begin Records to process

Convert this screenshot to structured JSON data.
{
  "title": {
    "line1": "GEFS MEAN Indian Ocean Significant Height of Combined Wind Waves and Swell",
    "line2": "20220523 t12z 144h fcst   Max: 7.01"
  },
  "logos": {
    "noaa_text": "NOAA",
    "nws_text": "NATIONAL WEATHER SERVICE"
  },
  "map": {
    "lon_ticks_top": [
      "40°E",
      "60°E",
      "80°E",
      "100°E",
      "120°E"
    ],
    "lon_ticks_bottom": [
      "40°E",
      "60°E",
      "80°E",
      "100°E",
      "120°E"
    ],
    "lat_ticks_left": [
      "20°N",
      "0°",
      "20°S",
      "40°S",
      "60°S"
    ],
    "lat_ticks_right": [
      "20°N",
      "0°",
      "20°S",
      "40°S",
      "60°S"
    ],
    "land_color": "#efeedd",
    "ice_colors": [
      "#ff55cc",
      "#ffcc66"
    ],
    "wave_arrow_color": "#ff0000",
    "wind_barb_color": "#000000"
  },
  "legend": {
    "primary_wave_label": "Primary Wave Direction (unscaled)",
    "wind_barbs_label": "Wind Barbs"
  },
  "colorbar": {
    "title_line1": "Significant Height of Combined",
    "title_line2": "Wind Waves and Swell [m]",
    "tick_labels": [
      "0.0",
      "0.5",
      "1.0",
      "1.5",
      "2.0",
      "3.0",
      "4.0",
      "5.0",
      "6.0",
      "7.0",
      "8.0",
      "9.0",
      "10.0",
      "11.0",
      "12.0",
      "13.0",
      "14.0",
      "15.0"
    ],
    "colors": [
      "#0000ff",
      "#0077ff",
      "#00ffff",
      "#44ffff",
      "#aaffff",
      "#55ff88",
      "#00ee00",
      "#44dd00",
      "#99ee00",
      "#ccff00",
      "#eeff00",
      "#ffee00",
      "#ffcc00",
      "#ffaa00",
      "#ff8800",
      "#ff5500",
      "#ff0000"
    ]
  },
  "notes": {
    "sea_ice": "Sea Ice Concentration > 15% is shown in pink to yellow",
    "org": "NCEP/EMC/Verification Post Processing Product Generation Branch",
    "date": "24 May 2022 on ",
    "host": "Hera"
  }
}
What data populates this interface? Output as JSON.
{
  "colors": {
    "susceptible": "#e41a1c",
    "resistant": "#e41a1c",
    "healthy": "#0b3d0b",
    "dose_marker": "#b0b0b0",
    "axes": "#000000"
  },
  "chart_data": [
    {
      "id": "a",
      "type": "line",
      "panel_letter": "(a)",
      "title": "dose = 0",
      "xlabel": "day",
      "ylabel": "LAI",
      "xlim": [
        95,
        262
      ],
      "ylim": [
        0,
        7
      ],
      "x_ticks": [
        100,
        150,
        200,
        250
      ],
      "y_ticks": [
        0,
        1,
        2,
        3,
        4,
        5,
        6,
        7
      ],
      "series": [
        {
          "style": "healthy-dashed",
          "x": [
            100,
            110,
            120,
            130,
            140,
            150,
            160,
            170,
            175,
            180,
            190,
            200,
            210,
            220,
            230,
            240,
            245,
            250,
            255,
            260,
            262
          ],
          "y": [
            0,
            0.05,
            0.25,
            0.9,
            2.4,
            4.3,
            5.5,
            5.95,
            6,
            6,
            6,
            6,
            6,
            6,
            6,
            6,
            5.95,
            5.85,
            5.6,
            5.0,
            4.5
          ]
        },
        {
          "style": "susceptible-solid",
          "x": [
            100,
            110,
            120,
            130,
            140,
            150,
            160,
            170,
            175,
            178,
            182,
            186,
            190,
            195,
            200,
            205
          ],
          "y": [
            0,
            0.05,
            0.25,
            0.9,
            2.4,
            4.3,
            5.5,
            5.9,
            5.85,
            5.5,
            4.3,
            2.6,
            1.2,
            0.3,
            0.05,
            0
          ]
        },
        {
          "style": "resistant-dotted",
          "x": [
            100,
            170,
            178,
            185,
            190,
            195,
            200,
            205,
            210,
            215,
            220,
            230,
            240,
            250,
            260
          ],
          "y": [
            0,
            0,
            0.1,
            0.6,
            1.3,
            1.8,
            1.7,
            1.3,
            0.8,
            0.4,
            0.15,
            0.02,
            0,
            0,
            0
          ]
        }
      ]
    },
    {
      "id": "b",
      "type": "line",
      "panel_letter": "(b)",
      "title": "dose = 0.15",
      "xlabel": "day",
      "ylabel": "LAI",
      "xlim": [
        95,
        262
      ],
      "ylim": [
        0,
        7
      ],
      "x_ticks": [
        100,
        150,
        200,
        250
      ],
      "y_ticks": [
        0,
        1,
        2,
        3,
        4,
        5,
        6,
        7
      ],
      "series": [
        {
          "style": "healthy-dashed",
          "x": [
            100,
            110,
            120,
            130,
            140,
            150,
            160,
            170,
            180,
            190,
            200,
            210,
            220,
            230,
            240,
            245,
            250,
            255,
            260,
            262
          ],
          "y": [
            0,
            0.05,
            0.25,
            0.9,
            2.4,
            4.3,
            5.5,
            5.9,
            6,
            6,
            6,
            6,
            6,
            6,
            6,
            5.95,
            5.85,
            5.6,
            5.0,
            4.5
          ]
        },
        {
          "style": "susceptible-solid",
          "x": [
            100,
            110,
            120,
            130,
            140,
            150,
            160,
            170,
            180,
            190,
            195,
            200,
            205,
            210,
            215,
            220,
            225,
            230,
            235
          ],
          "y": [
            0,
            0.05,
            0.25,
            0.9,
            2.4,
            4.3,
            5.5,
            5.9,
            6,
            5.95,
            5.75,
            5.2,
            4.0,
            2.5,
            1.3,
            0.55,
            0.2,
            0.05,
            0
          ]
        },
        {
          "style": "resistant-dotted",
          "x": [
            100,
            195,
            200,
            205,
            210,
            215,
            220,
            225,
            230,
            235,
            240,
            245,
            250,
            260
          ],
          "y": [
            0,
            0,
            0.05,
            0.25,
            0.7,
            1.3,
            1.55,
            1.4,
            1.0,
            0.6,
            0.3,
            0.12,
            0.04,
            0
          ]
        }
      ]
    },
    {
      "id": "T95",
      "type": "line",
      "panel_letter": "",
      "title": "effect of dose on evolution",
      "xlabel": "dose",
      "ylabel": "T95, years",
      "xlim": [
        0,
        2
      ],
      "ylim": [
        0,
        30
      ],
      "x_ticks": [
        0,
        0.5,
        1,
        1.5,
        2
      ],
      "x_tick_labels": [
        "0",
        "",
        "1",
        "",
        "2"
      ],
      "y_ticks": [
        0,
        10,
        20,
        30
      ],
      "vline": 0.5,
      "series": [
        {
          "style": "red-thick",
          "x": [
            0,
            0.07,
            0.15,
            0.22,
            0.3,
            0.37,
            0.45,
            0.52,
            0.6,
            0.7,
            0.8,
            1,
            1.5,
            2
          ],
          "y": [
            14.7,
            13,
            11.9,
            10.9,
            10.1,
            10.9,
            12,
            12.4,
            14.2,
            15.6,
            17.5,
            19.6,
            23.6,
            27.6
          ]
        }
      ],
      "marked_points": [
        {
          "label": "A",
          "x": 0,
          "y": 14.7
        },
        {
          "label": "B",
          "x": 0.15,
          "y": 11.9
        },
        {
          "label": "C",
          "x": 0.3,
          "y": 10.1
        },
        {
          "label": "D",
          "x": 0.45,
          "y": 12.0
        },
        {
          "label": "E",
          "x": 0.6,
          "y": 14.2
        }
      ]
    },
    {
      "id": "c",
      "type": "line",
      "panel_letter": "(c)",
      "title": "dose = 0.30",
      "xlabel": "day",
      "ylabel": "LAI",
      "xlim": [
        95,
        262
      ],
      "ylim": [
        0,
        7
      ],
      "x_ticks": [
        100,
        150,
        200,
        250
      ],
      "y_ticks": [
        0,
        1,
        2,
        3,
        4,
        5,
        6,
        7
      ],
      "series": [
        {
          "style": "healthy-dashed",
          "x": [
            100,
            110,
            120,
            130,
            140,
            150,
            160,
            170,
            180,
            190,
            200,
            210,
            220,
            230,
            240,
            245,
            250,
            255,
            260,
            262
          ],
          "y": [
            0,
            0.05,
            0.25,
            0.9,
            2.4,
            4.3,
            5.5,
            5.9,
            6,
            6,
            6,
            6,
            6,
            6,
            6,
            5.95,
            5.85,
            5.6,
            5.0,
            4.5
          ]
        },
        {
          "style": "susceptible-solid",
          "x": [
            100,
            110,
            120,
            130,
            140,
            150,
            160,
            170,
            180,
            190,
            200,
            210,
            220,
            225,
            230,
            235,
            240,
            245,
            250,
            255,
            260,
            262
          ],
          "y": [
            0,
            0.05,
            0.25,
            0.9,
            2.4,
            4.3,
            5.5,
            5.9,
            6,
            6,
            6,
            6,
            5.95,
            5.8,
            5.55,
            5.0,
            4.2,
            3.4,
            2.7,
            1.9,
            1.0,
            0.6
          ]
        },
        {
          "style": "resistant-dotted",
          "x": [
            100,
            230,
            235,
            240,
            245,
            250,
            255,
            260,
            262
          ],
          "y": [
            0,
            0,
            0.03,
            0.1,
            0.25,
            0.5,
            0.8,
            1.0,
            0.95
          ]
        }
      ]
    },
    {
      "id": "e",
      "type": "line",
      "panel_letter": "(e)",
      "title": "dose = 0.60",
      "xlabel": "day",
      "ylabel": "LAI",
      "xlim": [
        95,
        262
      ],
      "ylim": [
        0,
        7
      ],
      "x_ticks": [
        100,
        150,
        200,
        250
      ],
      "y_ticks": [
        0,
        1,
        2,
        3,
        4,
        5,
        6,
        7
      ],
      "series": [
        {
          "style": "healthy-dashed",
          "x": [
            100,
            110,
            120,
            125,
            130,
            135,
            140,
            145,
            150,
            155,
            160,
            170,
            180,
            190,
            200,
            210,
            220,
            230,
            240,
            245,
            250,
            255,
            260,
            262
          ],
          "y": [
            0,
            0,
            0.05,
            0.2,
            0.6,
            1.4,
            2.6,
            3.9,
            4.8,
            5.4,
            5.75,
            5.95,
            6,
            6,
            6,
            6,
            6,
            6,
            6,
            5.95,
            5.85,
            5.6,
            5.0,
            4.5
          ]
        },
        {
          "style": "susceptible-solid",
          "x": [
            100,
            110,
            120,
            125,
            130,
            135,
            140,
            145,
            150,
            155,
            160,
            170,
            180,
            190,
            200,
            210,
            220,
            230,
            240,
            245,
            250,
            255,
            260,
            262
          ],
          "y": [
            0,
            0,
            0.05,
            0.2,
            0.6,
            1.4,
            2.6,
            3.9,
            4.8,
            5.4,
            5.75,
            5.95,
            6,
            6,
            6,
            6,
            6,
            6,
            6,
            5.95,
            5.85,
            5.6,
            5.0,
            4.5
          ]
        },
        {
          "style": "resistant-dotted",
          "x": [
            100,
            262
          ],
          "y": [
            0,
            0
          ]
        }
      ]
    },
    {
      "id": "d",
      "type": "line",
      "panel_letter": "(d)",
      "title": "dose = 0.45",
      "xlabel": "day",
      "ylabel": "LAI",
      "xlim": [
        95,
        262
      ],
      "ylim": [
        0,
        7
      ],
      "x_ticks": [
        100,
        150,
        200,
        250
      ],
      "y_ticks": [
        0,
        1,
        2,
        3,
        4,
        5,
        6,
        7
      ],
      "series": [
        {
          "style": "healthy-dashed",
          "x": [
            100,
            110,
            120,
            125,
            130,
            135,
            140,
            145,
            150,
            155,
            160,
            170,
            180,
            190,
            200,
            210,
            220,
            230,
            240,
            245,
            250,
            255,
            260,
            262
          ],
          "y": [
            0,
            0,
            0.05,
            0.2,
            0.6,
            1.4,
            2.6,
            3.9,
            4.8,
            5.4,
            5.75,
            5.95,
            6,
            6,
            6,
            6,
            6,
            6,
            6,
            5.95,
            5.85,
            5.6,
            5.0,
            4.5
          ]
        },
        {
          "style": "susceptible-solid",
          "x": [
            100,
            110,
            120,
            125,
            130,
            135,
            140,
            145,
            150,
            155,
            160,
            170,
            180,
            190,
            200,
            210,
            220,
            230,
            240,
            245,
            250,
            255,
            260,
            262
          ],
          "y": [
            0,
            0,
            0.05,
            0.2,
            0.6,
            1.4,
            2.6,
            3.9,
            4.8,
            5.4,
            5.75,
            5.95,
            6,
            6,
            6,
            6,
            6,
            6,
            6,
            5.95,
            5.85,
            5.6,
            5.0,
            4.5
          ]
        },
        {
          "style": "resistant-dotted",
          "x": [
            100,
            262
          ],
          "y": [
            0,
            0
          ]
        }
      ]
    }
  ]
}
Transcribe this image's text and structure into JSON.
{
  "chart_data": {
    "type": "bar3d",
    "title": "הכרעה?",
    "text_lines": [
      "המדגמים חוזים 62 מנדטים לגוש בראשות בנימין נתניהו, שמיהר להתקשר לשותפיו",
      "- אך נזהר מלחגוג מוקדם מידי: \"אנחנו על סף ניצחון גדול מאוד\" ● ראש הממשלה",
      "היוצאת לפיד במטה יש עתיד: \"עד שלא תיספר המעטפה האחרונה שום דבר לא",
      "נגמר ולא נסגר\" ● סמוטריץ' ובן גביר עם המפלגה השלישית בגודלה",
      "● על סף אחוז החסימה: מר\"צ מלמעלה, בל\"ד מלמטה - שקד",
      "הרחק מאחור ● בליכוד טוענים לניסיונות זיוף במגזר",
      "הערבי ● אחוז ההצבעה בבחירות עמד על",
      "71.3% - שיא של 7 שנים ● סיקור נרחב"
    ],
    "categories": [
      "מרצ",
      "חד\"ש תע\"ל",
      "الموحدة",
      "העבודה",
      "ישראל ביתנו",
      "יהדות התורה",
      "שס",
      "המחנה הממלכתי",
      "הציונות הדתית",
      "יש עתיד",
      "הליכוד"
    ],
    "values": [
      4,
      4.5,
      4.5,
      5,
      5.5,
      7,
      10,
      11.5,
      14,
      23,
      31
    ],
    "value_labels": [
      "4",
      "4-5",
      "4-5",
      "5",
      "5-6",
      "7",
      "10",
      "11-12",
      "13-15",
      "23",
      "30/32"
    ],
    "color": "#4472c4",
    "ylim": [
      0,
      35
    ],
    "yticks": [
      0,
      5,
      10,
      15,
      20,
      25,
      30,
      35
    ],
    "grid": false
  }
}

end Records to process

= Challenge =
Only lines that contain the word "Combined" are wanted; copy each of them.

= Output for this exercise =
    "line1": "GEFS MEAN Indian Ocean Significant Height of Combined Wind Waves and Swell",
    "title_line1": "Significant Height of Combined",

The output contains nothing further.